Extract provided -
########

They don't prepare you for this reality in Bible college.  The ideal is what you learn and how to be the best full time pastor, but they don't teach you how to juggle full time ministry and full time employment elsewhere.  My suggestion:  require so many hours of electives, not in ministry related courses, but in life skills courses, i.e. plumbing, automechanics, masonry, tiling, painting, construction, grocery bag sacking, because these are the things that enable a pastor to sustain life so he can effectively minister to a needy congregation.  Second suggestion:  Christian Socialism and Communalism; we combine all the wages and benefits received by all pastors, and then equally divy out the money, so that we are all equally paid....sounds good to me.  Just pool it all together and give each of us the same....I know the Russians would be good for something one day....=~)

Unfortunately, we can't all be like Joel Osteen and Tommy Barnett.  The reality is that many pastors out there are buring the candle at both ends and sometimes in the middle, in order to fulfill the calling on their lives.  But thanks be to God, because He somehow always multiplies the hours, super anoints seemingly weak sermons, and adds wax continually to our ever burning candles.

########

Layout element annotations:
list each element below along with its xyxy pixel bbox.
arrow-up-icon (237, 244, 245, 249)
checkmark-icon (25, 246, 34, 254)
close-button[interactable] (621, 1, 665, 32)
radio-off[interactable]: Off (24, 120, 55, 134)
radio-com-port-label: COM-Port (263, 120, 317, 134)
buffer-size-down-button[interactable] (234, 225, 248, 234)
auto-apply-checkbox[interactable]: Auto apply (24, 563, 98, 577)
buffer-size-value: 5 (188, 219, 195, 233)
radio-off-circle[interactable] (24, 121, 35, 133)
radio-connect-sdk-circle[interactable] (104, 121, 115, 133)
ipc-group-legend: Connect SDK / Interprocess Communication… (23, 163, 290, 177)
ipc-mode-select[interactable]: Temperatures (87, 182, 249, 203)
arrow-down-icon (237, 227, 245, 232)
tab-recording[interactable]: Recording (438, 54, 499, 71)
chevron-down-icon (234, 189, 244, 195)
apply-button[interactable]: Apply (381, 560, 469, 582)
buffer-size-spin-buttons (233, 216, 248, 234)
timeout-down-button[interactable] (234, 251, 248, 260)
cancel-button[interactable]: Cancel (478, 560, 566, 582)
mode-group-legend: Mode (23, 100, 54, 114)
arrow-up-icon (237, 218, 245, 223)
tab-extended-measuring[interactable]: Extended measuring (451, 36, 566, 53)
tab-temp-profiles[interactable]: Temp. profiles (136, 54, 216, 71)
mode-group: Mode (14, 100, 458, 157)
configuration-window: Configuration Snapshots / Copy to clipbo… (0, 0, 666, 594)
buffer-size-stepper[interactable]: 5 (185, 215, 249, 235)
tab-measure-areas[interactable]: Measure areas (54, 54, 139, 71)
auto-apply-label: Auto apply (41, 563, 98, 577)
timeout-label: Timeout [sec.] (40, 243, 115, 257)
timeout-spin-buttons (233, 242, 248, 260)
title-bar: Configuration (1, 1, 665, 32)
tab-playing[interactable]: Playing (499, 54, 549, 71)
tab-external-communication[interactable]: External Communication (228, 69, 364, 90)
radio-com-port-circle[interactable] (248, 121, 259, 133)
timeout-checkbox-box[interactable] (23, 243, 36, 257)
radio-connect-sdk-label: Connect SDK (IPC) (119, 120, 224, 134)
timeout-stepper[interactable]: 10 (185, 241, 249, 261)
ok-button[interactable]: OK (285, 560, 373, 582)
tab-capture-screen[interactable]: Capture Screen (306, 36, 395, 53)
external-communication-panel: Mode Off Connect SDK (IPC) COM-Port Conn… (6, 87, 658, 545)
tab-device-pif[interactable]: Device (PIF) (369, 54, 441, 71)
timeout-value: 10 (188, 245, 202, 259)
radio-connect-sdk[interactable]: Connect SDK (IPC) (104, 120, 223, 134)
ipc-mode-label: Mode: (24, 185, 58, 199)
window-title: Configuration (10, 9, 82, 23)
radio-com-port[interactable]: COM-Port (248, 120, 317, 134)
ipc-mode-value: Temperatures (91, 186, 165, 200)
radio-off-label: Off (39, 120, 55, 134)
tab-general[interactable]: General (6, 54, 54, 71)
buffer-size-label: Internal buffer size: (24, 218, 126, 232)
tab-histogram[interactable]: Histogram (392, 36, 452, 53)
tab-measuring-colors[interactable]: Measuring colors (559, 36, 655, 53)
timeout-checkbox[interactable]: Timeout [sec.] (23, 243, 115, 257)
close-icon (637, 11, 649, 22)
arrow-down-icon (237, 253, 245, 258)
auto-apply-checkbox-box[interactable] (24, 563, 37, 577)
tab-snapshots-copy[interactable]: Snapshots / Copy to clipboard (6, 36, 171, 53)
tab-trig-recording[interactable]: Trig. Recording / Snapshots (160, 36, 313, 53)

########

Problem 1 - From the pastor passage, write out the stretch from "They don't prepare" through "something one day....=~)".
Problem 2 - Condense the paragraph of the pastor passage that begins "Unfortunately, we can't all be like" into a short list that keeps its main facts.
The records are separate material from the pastor passage.

Written answer 1 -
They don't prepare you for this reality in Bible college.  The ideal is what you learn and how to be the best full time pastor, but they don't teach you how to juggle full time ministry and full time employment elsewhere.  My suggestion:  require so many hours of electives, not in ministry related courses, but in life skills courses, i.e. plumbing, automechanics, masonry, tiling, painting, construction, grocery bag sacking, because these are the things that enable a pastor to sustain life so he can effectively minister to a needy congregation.  Second suggestion:  Christian Socialism and Communalism; we combine all the wages and benefits received by all pastors, and then equally divy out the money, so that we are all equally paid....sounds good to me.  Just pool it all together and give each of us the same....I know the Russians would be good for something one day....=~)

Written answer 2 -
- Not every pastor can be like Joel Osteen and Tommy Barnett.
- Many pastors stretch themselves to the limit to fulfill their calling.
- God always seems to multiply their hours, give extra anointing to sermons that seem weak, and keep adding wax to their ever-burning candles.